- [Coordinate annotation entries]
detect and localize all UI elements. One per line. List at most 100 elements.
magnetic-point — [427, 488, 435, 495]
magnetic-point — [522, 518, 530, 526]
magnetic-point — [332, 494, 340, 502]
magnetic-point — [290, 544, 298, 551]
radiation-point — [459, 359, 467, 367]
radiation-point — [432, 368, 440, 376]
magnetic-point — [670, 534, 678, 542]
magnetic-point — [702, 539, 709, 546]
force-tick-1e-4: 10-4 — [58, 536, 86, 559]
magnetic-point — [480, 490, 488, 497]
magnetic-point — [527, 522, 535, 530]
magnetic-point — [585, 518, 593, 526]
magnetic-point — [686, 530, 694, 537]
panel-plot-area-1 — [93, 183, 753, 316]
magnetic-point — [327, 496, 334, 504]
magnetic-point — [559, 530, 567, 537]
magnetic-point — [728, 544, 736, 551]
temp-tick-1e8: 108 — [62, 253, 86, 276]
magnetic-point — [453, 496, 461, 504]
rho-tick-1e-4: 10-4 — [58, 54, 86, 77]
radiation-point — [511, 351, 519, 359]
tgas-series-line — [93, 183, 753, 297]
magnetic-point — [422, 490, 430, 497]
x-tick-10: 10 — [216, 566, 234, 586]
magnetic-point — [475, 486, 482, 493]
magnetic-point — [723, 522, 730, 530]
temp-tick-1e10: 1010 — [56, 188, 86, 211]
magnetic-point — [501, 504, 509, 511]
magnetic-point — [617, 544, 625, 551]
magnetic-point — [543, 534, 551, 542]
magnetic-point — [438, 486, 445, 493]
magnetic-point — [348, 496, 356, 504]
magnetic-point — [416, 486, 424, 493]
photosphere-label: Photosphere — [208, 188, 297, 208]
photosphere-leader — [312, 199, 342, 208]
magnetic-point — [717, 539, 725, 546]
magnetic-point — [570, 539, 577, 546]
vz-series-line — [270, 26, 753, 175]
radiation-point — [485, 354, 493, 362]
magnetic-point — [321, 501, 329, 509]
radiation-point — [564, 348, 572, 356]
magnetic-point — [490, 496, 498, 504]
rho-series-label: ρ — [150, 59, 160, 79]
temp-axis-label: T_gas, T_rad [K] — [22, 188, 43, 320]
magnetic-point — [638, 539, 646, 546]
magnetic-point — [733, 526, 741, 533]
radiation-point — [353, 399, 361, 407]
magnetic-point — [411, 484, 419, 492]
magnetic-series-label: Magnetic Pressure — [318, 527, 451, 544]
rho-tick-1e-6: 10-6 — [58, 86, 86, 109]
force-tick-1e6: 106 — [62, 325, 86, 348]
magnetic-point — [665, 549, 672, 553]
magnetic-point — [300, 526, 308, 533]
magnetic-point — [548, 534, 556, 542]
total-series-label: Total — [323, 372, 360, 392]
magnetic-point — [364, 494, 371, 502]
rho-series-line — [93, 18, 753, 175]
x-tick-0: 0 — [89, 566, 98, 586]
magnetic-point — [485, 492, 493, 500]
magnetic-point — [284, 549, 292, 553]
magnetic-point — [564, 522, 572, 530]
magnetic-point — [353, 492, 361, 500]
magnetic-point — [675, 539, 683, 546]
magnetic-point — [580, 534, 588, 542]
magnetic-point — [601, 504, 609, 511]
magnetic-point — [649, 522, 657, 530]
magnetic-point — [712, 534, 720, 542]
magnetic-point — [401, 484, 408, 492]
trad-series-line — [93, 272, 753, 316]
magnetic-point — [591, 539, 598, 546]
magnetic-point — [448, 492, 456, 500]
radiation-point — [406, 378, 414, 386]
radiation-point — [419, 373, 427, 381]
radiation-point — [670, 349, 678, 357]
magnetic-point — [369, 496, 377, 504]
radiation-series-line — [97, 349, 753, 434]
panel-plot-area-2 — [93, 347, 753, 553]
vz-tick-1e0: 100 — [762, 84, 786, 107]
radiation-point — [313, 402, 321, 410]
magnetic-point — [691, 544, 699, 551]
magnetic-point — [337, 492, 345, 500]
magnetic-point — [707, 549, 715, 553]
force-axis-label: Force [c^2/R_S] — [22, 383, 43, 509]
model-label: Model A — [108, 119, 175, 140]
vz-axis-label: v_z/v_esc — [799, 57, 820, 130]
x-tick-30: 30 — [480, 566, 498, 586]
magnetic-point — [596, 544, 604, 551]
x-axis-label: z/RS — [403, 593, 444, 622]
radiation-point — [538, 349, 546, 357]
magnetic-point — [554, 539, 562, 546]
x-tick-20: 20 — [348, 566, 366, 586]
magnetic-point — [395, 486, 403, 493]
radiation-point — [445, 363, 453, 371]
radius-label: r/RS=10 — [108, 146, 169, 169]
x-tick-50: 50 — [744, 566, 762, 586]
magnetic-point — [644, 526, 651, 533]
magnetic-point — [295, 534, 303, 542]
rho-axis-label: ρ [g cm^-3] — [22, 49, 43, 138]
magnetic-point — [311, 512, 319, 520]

- [What to produce] Reproduce every line of the entries above verbatim, keeping the original order.

- [Task output]
detect and localize all UI elements. One per line. List at most 100 elements.
magnetic-point — [427, 488, 435, 495]
magnetic-point — [522, 518, 530, 526]
magnetic-point — [332, 494, 340, 502]
magnetic-point — [290, 544, 298, 551]
radiation-point — [459, 359, 467, 367]
radiation-point — [432, 368, 440, 376]
magnetic-point — [670, 534, 678, 542]
magnetic-point — [702, 539, 709, 546]
force-tick-1e-4: 10-4 — [58, 536, 86, 559]
magnetic-point — [480, 490, 488, 497]
magnetic-point — [527, 522, 535, 530]
magnetic-point — [585, 518, 593, 526]
magnetic-point — [686, 530, 694, 537]
panel-plot-area-1 — [93, 183, 753, 316]
magnetic-point — [327, 496, 334, 504]
magnetic-point — [559, 530, 567, 537]
magnetic-point — [728, 544, 736, 551]
temp-tick-1e8: 108 — [62, 253, 86, 276]
magnetic-point — [453, 496, 461, 504]
rho-tick-1e-4: 10-4 — [58, 54, 86, 77]
radiation-point — [511, 351, 519, 359]
tgas-series-line — [93, 183, 753, 297]
magnetic-point — [422, 490, 430, 497]
x-tick-10: 10 — [216, 566, 234, 586]
magnetic-point — [475, 486, 482, 493]
magnetic-point — [723, 522, 730, 530]
temp-tick-1e10: 1010 — [56, 188, 86, 211]
magnetic-point — [501, 504, 509, 511]
magnetic-point — [617, 544, 625, 551]
magnetic-point — [543, 534, 551, 542]
magnetic-point — [438, 486, 445, 493]
magnetic-point — [348, 496, 356, 504]
magnetic-point — [416, 486, 424, 493]
photosphere-label: Photosphere — [208, 188, 297, 208]
photosphere-leader — [312, 199, 342, 208]
magnetic-point — [717, 539, 725, 546]
magnetic-point — [570, 539, 577, 546]
vz-series-line — [270, 26, 753, 175]
radiation-point — [485, 354, 493, 362]
magnetic-point — [321, 501, 329, 509]
radiation-point — [564, 348, 572, 356]
magnetic-point — [490, 496, 498, 504]
rho-series-label: ρ — [150, 59, 160, 79]
temp-axis-label: T_gas, T_rad [K] — [22, 188, 43, 320]
magnetic-point — [638, 539, 646, 546]
magnetic-point — [733, 526, 741, 533]
radiation-point — [353, 399, 361, 407]
magnetic-point — [411, 484, 419, 492]
magnetic-series-label: Magnetic Pressure — [318, 527, 451, 544]
rho-tick-1e-6: 10-6 — [58, 86, 86, 109]
force-tick-1e6: 106 — [62, 325, 86, 348]
magnetic-point — [665, 549, 672, 553]
magnetic-point — [300, 526, 308, 533]
magnetic-point — [548, 534, 556, 542]
total-series-label: Total — [323, 372, 360, 392]
magnetic-point — [364, 494, 371, 502]
rho-series-line — [93, 18, 753, 175]
x-tick-0: 0 — [89, 566, 98, 586]
magnetic-point — [485, 492, 493, 500]
magnetic-point — [284, 549, 292, 553]
magnetic-point — [564, 522, 572, 530]
magnetic-point — [353, 492, 361, 500]
magnetic-point — [675, 539, 683, 546]
magnetic-point — [580, 534, 588, 542]
magnetic-point — [601, 504, 609, 511]
magnetic-point — [649, 522, 657, 530]
magnetic-point — [712, 534, 720, 542]
magnetic-point — [401, 484, 408, 492]
trad-series-line — [93, 272, 753, 316]
magnetic-point — [591, 539, 598, 546]
magnetic-point — [448, 492, 456, 500]
radiation-point — [406, 378, 414, 386]
radiation-point — [419, 373, 427, 381]
radiation-point — [670, 349, 678, 357]
magnetic-point — [369, 496, 377, 504]
radiation-series-line — [97, 349, 753, 434]
panel-plot-area-2 — [93, 347, 753, 553]
vz-tick-1e0: 100 — [762, 84, 786, 107]
radiation-point — [313, 402, 321, 410]
magnetic-point — [691, 544, 699, 551]
magnetic-point — [337, 492, 345, 500]
magnetic-point — [707, 549, 715, 553]
force-axis-label: Force [c^2/R_S] — [22, 383, 43, 509]
model-label: Model A — [108, 119, 175, 140]
vz-axis-label: v_z/v_esc — [799, 57, 820, 130]
x-tick-30: 30 — [480, 566, 498, 586]
magnetic-point — [596, 544, 604, 551]
x-axis-label: z/RS — [403, 593, 444, 622]
radiation-point — [538, 349, 546, 357]
magnetic-point — [554, 539, 562, 546]
x-tick-20: 20 — [348, 566, 366, 586]
magnetic-point — [395, 486, 403, 493]
radiation-point — [445, 363, 453, 371]
radius-label: r/RS=10 — [108, 146, 169, 169]
x-tick-50: 50 — [744, 566, 762, 586]
magnetic-point — [644, 526, 651, 533]
magnetic-point — [295, 534, 303, 542]
rho-axis-label: ρ [g cm^-3] — [22, 49, 43, 138]
magnetic-point — [311, 512, 319, 520]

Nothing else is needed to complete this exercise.